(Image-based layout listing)
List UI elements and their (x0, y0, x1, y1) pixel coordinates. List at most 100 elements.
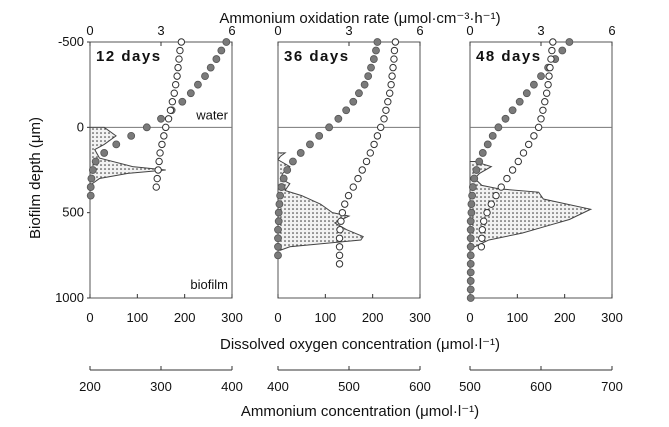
ammonium-point (565, 38, 574, 46)
ammonium-point (478, 149, 487, 157)
ammonium-point (475, 157, 484, 166)
dissolved-oxygen-point (389, 63, 397, 72)
panel-2: 0 3 6 0 100 200 300 400 500 600 36 days (267, 23, 431, 394)
dissolved-oxygen-point (174, 63, 182, 72)
dissolved-oxygen-point (530, 132, 538, 140)
dissolved-oxygen-point (492, 191, 500, 200)
ammonium-point (274, 251, 282, 260)
do-tick-label: 300 (409, 310, 431, 325)
dissolved-oxygen-point (547, 55, 555, 63)
dissolved-oxygen-point (549, 38, 557, 46)
y-tick-label: -500 (58, 34, 84, 49)
do-tick-label: 200 (554, 310, 576, 325)
dissolved-oxygen-point (162, 123, 170, 132)
ammonium-point (508, 106, 517, 115)
ammonium-point (279, 174, 288, 183)
do-tick-label: 0 (86, 310, 93, 325)
ammonium-point (470, 174, 479, 183)
dissolved-oxygen-point (373, 132, 382, 140)
rate-tick-label: 3 (345, 23, 352, 38)
ammonium-point (466, 294, 475, 302)
dissolved-oxygen-point (548, 46, 556, 55)
ammonium-point (276, 191, 285, 200)
do-tick-label: 0 (466, 310, 473, 325)
ammonium-point (364, 72, 373, 81)
panel-1: 0 3 6 0 100 200 300 200 300 400 12 days water biofil… (79, 23, 243, 394)
ammonium-point (530, 80, 538, 89)
dissolved-oxygen-point (152, 183, 160, 191)
dissolved-oxygen-point (160, 132, 168, 140)
rate-tick-label: 0 (274, 23, 281, 38)
dissolved-oxygen-point (153, 174, 161, 183)
ammonium-point (501, 114, 510, 123)
dissolved-oxygen-point (534, 123, 543, 132)
do-tick-label: 300 (601, 310, 623, 325)
ammonium-point (274, 208, 283, 217)
ammonium-point (186, 89, 195, 98)
ammonium-point (178, 97, 187, 106)
dissolved-oxygen-point (524, 140, 533, 149)
dissolved-oxygen-point (508, 166, 517, 174)
panel-label: 48 days (476, 48, 542, 65)
do-tick-label: 100 (314, 310, 336, 325)
ammonium-point (373, 38, 382, 46)
ammonium-point (91, 157, 100, 166)
ammonium-point (112, 140, 121, 149)
ammonium-tick-label: 600 (409, 379, 431, 394)
dissolved-oxygen-point (519, 149, 528, 157)
ammonium-point (212, 55, 221, 63)
ammonium-point (515, 97, 524, 106)
ammonium-point (466, 268, 475, 277)
dissolved-oxygen-point (164, 115, 173, 123)
ammonium-point (222, 38, 231, 46)
ammonium-point (468, 183, 477, 191)
panel-label: 12 days (96, 48, 162, 65)
rate-tick-label: 3 (537, 23, 544, 38)
dissolved-oxygen-point (335, 243, 344, 251)
ammonium-point (274, 217, 283, 226)
panel-frame (469, 41, 613, 299)
dissolved-oxygen-point (542, 89, 551, 97)
dissolved-oxygen-point (337, 217, 345, 225)
ammonium-point (277, 183, 286, 191)
ammonium-point (466, 217, 475, 226)
dissolved-oxygen-point (344, 191, 353, 200)
ammonium-point (349, 97, 358, 106)
ammonium-tick-label: 300 (150, 379, 172, 394)
ammonium-point (488, 131, 497, 140)
top-axis-title: Ammonium oxidation rate (μmol·cm⁻³·h⁻¹) (219, 10, 500, 27)
dissolved-oxygen-point (478, 234, 486, 242)
dissolved-oxygen-point (546, 63, 554, 72)
dissolved-oxygen-point (391, 38, 400, 46)
ammonium-point (100, 149, 109, 157)
dissolved-oxygen-point (336, 226, 344, 234)
y-tick-label: 0 (77, 119, 84, 134)
dissolved-oxygen-point (384, 98, 392, 106)
biofilm-label: biofilm (190, 277, 228, 292)
ammonium-point (360, 80, 369, 89)
dissolved-oxygen-point (388, 72, 396, 80)
ammonium-point (157, 114, 165, 123)
dissolved-oxygen-point (341, 200, 349, 208)
ammonium-point (466, 242, 475, 251)
dissolved-oxygen-point (158, 140, 166, 149)
ammonium-tick-label: 500 (338, 379, 360, 394)
ammonium-point (194, 80, 202, 89)
ammonium-point (325, 123, 334, 132)
dissolved-oxygen-point (387, 80, 395, 89)
dissolved-oxygen-point (483, 208, 491, 217)
dissolved-oxygen-point (335, 234, 344, 242)
dissolved-oxygen-point (478, 226, 487, 234)
dissolved-oxygen-point (480, 217, 488, 225)
ammonium-point (206, 63, 215, 72)
ammonium-point (472, 166, 481, 174)
do-tick-label: 200 (174, 310, 196, 325)
dissolved-oxygen-point (541, 98, 549, 106)
ammonium-point (369, 55, 378, 63)
panel-3: 0 3 6 0 100 200 300 500 600 700 48 days (459, 23, 623, 394)
dissolved-oxygen-point (386, 89, 394, 97)
rate-tick-label: 0 (86, 23, 93, 38)
dissolved-oxygen-point (382, 106, 390, 114)
dissolved-oxygen-point (370, 140, 378, 149)
ammonium-point (467, 208, 476, 217)
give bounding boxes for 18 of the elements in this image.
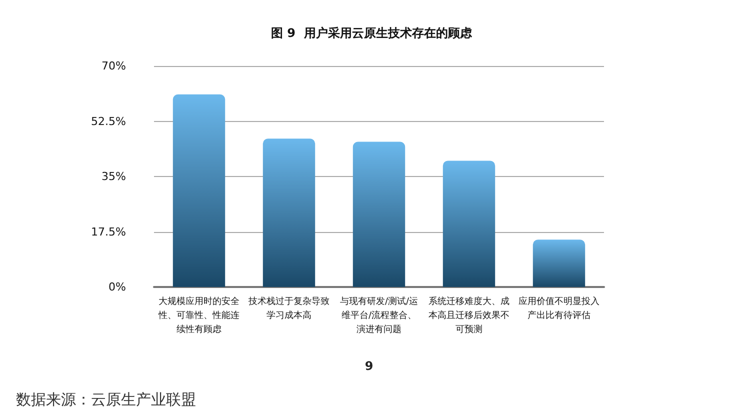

**Stated exercise**
Reproduce every line of the listing above word for word, leaving out the pictures.

**Finished exercise**
List UI elements and their (x0, y0, x1, y1) pixel coordinates. List at most 100 elements.
ammonium-point (565, 38, 574, 46)
ammonium-point (478, 149, 487, 157)
ammonium-point (475, 157, 484, 166)
dissolved-oxygen-point (389, 63, 397, 72)
panel-2: 0 3 6 0 100 200 300 400 500 600 36 days (267, 23, 431, 394)
dissolved-oxygen-point (174, 63, 182, 72)
dissolved-oxygen-point (530, 132, 538, 140)
dissolved-oxygen-point (492, 191, 500, 200)
ammonium-point (274, 251, 282, 260)
do-tick-label: 300 (409, 310, 431, 325)
dissolved-oxygen-point (547, 55, 555, 63)
dissolved-oxygen-point (549, 38, 557, 46)
y-tick-label: -500 (58, 34, 84, 49)
do-tick-label: 200 (554, 310, 576, 325)
dissolved-oxygen-point (162, 123, 170, 132)
ammonium-point (508, 106, 517, 115)
ammonium-point (279, 174, 288, 183)
do-tick-label: 0 (86, 310, 93, 325)
ammonium-point (470, 174, 479, 183)
dissolved-oxygen-point (373, 132, 382, 140)
rate-tick-label: 3 (345, 23, 352, 38)
ammonium-point (466, 294, 475, 302)
dissolved-oxygen-point (548, 46, 556, 55)
ammonium-point (276, 191, 285, 200)
do-tick-label: 0 (466, 310, 473, 325)
ammonium-point (364, 72, 373, 81)
panel-1: 0 3 6 0 100 200 300 200 300 400 12 days water biofil… (79, 23, 243, 394)
ammonium-point (530, 80, 538, 89)
dissolved-oxygen-point (152, 183, 160, 191)
dissolved-oxygen-point (160, 132, 168, 140)
rate-tick-label: 0 (274, 23, 281, 38)
dissolved-oxygen-point (153, 174, 161, 183)
ammonium-point (501, 114, 510, 123)
dissolved-oxygen-point (534, 123, 543, 132)
do-tick-label: 300 (601, 310, 623, 325)
ammonium-point (274, 208, 283, 217)
ammonium-point (186, 89, 195, 98)
ammonium-point (178, 97, 187, 106)
dissolved-oxygen-point (524, 140, 533, 149)
dissolved-oxygen-point (508, 166, 517, 174)
panel-label: 48 days (476, 48, 542, 65)
do-tick-label: 100 (314, 310, 336, 325)
ammonium-point (373, 38, 382, 46)
ammonium-point (91, 157, 100, 166)
ammonium-point (112, 140, 121, 149)
ammonium-tick-label: 600 (409, 379, 431, 394)
dissolved-oxygen-point (519, 149, 528, 157)
ammonium-point (212, 55, 221, 63)
ammonium-point (515, 97, 524, 106)
ammonium-point (466, 268, 475, 277)
dissolved-oxygen-point (164, 115, 173, 123)
ammonium-point (222, 38, 231, 46)
ammonium-point (468, 183, 477, 191)
panel-label: 12 days (96, 48, 162, 65)
rate-tick-label: 3 (537, 23, 544, 38)
dissolved-oxygen-point (335, 243, 344, 251)
ammonium-point (274, 217, 283, 226)
panel-frame (469, 41, 613, 299)
dissolved-oxygen-point (542, 89, 551, 97)
dissolved-oxygen-point (337, 217, 345, 225)
ammonium-point (277, 183, 286, 191)
ammonium-point (466, 217, 475, 226)
dissolved-oxygen-point (344, 191, 353, 200)
ammonium-point (349, 97, 358, 106)
ammonium-tick-label: 300 (150, 379, 172, 394)
ammonium-point (488, 131, 497, 140)
top-axis-title: Ammonium oxidation rate (μmol·cm⁻³·h⁻¹) (219, 10, 500, 27)
dissolved-oxygen-point (478, 234, 486, 242)
dissolved-oxygen-point (546, 63, 554, 72)
dissolved-oxygen-point (391, 38, 400, 46)
ammonium-point (100, 149, 109, 157)
dissolved-oxygen-point (336, 226, 344, 234)
y-tick-label: 0 (77, 119, 84, 134)
dissolved-oxygen-point (384, 98, 392, 106)
biofilm-label: biofilm (190, 277, 228, 292)
ammonium-point (360, 80, 369, 89)
dissolved-oxygen-point (388, 72, 396, 80)
ammonium-point (157, 114, 165, 123)
dissolved-oxygen-point (341, 200, 349, 208)
ammonium-point (466, 242, 475, 251)
dissolved-oxygen-point (158, 140, 166, 149)
ammonium-tick-label: 500 (338, 379, 360, 394)
ammonium-point (194, 80, 202, 89)
ammonium-point (325, 123, 334, 132)
dissolved-oxygen-point (387, 80, 395, 89)
dissolved-oxygen-point (483, 208, 491, 217)
dissolved-oxygen-point (335, 234, 344, 242)
dissolved-oxygen-point (478, 226, 487, 234)
dissolved-oxygen-point (480, 217, 488, 225)
ammonium-point (206, 63, 215, 72)
ammonium-point (472, 166, 481, 174)
do-tick-label: 200 (174, 310, 196, 325)
dissolved-oxygen-point (541, 98, 549, 106)
ammonium-point (369, 55, 378, 63)
panel-3: 0 3 6 0 100 200 300 500 600 700 48 days (459, 23, 623, 394)
dissolved-oxygen-point (386, 89, 394, 97)
rate-tick-label: 0 (86, 23, 93, 38)
dissolved-oxygen-point (382, 106, 390, 114)
dissolved-oxygen-point (370, 140, 378, 149)
ammonium-point (467, 208, 476, 217)
give bounding boxes for 18 of the elements in this image.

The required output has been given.